• _Task brief_:
Return all lines from the listing below in which the string "xlabel" occurs.

• _Excerpted data_:
──────────
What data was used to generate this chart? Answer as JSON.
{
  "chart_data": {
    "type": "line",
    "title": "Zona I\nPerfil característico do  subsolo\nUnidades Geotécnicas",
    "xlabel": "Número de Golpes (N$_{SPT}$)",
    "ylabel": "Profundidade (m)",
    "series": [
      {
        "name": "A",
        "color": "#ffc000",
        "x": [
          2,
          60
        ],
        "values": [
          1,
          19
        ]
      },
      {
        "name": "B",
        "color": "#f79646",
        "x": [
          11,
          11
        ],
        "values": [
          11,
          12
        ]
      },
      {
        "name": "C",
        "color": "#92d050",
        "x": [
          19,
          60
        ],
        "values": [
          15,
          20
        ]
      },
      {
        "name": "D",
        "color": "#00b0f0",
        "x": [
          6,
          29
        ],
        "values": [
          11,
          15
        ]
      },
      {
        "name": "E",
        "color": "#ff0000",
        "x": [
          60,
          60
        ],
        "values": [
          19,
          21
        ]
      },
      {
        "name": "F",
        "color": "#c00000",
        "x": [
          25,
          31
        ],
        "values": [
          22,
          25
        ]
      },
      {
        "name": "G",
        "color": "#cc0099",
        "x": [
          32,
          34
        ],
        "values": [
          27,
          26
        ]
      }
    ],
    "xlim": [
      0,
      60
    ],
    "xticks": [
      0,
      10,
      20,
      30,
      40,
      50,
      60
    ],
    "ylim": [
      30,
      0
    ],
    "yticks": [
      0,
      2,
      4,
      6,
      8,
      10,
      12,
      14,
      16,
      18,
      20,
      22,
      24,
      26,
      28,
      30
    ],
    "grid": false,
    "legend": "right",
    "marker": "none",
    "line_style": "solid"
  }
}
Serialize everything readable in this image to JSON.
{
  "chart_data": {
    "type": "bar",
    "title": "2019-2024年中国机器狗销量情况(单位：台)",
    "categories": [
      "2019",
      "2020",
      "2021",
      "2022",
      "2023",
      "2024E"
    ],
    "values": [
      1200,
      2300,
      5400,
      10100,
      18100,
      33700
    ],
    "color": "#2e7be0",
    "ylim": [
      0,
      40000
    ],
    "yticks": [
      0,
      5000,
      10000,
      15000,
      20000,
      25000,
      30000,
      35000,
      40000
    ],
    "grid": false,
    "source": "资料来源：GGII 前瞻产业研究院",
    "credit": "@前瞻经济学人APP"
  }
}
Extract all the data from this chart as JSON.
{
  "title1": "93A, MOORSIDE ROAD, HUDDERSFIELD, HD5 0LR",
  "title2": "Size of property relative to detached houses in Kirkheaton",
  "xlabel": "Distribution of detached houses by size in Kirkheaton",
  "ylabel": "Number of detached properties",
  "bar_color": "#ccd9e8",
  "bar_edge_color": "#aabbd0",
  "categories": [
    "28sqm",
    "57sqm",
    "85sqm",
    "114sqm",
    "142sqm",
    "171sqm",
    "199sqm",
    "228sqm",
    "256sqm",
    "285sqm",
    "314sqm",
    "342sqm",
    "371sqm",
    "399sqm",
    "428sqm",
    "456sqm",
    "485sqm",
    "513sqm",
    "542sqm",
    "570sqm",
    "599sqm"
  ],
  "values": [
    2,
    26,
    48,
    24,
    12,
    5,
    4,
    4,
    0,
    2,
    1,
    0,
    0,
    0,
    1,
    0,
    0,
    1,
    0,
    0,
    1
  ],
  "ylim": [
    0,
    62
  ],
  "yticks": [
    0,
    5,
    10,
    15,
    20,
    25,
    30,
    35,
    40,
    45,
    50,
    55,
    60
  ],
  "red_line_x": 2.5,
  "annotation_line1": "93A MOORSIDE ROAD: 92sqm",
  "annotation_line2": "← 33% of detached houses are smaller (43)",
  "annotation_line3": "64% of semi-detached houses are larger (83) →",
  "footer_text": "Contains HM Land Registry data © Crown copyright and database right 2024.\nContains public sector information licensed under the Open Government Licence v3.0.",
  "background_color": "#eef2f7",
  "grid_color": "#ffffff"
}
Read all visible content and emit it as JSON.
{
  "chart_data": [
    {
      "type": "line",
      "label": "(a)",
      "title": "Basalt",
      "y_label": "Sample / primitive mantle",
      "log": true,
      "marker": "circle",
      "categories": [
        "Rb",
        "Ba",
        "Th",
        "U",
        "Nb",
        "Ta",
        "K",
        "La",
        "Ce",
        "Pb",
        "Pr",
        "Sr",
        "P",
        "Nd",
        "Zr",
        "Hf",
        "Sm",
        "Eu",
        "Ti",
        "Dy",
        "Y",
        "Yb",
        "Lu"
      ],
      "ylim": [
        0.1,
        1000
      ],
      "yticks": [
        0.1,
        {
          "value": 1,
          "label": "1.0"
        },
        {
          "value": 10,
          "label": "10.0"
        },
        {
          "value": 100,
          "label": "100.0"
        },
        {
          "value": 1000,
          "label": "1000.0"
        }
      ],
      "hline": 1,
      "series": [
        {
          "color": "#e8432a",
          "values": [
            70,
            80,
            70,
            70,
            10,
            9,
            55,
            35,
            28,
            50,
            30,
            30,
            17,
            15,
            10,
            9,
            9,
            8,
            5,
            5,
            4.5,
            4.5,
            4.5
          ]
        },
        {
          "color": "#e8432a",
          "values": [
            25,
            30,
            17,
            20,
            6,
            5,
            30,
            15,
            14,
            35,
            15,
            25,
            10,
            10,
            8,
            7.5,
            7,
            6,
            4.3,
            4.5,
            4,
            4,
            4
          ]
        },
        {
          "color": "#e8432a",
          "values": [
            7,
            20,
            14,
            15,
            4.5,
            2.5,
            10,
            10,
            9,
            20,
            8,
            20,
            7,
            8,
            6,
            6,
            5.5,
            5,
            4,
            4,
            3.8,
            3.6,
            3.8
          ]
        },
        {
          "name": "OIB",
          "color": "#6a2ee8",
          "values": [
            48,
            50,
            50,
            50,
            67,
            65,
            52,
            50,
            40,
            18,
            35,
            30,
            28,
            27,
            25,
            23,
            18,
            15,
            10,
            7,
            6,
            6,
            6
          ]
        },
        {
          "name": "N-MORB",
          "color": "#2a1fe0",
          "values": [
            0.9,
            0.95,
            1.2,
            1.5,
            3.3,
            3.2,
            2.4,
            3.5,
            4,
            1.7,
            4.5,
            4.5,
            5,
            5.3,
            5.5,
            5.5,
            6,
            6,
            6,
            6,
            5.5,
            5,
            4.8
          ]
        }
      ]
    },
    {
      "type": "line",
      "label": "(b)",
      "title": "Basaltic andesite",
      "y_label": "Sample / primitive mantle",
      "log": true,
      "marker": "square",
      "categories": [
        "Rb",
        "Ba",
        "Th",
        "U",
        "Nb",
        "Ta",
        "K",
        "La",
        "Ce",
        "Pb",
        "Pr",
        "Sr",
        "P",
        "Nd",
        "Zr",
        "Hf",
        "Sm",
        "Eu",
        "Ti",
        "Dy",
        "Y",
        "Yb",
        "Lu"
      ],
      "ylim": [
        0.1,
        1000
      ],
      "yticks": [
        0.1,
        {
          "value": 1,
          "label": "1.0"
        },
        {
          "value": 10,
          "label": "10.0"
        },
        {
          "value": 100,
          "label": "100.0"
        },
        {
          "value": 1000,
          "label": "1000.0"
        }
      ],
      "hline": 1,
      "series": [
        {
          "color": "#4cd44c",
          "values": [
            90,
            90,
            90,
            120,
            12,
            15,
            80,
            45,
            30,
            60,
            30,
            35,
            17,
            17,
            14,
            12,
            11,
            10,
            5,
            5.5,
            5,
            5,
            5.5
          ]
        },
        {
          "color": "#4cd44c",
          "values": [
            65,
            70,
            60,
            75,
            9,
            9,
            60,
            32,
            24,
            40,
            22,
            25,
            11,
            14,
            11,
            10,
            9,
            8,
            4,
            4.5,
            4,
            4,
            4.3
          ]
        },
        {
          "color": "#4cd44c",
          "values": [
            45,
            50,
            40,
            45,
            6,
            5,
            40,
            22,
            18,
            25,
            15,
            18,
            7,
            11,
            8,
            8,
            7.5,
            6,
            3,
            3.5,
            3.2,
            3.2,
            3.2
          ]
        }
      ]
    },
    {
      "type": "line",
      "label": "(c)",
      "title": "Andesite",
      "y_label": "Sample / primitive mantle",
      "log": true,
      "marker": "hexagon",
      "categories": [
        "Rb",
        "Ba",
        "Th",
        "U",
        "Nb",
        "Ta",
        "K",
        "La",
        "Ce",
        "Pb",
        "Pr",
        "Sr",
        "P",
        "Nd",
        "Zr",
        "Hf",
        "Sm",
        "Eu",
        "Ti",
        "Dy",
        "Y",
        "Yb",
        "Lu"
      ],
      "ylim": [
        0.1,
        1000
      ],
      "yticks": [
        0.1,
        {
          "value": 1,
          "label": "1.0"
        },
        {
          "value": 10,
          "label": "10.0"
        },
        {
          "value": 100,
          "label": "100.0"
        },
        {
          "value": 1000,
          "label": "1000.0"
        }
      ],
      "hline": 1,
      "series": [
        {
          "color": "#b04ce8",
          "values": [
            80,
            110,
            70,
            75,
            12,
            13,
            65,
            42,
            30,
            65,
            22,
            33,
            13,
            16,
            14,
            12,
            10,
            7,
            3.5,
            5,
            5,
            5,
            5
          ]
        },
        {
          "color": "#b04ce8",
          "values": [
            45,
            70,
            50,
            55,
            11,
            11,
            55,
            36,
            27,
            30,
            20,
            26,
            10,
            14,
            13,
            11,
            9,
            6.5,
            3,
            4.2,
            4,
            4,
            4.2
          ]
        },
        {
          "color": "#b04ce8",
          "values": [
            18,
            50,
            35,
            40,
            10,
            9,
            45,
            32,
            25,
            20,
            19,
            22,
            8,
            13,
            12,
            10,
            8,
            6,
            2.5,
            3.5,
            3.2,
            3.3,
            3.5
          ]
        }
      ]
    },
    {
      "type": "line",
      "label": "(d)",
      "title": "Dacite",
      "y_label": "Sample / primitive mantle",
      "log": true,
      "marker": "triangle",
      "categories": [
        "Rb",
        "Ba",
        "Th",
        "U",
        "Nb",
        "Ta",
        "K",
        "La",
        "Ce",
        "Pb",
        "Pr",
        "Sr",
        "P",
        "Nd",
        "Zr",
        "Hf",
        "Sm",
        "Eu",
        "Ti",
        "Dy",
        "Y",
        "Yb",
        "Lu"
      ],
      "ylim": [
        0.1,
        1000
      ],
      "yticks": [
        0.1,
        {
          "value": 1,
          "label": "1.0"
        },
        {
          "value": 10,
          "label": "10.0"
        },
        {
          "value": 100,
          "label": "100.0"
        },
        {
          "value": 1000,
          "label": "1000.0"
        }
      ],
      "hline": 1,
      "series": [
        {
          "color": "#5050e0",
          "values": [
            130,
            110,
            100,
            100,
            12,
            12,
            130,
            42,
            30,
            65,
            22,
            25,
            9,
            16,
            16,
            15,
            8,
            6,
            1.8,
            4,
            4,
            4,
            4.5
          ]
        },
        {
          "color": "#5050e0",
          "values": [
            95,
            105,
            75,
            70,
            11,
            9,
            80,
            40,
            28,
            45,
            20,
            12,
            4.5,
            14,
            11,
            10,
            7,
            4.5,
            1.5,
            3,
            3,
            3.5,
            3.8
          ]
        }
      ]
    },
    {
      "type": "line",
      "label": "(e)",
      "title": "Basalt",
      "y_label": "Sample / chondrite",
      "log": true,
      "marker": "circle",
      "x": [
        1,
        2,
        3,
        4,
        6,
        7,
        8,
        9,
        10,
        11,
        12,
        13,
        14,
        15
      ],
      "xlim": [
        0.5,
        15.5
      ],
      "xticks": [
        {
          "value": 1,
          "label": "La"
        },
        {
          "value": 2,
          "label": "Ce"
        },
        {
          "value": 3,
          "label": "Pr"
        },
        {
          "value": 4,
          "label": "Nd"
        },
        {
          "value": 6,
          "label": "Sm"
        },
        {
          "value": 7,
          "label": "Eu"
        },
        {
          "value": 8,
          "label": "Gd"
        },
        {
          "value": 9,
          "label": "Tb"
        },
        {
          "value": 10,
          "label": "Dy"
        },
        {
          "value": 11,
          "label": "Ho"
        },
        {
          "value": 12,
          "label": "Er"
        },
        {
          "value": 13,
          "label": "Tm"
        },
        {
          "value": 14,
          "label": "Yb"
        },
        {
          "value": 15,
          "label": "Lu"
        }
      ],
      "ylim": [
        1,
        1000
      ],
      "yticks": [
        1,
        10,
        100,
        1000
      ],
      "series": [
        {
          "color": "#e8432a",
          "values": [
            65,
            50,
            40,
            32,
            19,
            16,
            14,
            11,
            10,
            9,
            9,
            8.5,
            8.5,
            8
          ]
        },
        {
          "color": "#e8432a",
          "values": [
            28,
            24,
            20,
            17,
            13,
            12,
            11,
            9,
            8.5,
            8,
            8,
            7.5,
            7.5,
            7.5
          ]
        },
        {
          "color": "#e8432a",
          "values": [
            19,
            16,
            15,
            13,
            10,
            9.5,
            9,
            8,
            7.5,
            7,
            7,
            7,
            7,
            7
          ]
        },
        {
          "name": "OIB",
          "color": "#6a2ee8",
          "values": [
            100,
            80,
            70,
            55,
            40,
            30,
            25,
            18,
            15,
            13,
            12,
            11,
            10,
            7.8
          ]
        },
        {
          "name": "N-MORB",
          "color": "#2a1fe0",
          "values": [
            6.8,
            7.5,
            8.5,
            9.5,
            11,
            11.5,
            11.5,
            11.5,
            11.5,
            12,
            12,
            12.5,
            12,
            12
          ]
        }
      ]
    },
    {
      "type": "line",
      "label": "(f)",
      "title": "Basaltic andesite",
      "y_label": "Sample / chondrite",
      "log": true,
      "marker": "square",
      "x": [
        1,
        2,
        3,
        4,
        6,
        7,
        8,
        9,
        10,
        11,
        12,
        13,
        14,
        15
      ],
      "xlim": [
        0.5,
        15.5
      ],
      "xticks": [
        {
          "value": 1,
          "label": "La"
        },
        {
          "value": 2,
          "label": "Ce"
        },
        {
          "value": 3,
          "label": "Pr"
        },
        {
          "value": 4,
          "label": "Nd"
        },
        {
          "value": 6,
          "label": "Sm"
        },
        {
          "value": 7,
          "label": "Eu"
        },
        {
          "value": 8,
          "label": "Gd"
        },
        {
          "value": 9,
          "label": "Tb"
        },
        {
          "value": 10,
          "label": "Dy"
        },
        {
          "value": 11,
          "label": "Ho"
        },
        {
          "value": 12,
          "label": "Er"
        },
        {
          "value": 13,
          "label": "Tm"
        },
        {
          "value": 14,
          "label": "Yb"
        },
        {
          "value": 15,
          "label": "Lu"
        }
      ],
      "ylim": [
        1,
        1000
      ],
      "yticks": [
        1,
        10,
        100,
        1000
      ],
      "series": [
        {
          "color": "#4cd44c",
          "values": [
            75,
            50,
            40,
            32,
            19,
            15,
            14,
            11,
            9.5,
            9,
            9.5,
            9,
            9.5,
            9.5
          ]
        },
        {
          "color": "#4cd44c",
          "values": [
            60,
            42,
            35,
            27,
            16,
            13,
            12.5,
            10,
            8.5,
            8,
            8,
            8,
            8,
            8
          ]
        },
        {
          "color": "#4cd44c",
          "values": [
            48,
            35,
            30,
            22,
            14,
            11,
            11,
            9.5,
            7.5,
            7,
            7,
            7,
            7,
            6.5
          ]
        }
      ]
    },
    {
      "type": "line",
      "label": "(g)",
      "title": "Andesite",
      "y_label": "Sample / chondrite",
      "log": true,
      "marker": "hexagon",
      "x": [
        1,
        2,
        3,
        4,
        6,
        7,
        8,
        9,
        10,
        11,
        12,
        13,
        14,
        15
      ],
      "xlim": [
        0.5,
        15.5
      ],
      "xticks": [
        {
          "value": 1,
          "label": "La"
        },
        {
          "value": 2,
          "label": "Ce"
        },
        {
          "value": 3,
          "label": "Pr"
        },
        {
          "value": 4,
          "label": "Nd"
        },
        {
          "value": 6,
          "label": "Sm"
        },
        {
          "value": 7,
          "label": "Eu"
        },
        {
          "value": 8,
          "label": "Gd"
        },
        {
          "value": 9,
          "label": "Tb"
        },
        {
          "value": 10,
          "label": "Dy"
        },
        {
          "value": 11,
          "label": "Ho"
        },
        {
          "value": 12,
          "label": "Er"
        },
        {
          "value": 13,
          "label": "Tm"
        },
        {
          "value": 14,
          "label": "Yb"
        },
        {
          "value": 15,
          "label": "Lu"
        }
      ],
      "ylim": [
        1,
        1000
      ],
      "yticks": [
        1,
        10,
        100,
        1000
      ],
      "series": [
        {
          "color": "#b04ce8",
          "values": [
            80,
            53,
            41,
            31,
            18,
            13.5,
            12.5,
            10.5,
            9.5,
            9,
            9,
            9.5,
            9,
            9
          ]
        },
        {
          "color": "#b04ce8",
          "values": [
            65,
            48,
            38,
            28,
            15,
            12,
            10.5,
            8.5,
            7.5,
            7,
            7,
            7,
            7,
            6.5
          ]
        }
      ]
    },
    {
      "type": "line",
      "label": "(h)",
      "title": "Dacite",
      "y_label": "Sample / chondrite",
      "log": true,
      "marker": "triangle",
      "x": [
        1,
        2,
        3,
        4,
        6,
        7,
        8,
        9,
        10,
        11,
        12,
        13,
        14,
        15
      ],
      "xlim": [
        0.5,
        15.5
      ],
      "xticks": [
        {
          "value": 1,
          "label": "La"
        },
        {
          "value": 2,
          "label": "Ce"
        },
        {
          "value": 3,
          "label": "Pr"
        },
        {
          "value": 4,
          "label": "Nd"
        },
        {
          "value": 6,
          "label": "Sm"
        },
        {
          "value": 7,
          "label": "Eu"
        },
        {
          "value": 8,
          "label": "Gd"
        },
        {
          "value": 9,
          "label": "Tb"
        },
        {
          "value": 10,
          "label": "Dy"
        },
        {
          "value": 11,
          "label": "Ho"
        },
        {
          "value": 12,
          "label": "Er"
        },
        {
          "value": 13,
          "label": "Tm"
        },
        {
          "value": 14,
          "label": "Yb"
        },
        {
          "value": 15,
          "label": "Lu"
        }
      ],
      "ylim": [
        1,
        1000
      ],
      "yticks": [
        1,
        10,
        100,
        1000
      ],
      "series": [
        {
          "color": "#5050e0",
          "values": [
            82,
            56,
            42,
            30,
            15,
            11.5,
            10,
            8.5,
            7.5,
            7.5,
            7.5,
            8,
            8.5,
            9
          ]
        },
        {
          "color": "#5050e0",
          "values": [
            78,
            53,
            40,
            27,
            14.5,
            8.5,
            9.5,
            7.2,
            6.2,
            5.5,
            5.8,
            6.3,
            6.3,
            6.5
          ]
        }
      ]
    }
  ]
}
──────────
• _Solution for this task_:
    "xlabel": "Número de Golpes (N$_{SPT}$)",
  "xlabel": "Distribution of detached houses by size in Kirkheaton",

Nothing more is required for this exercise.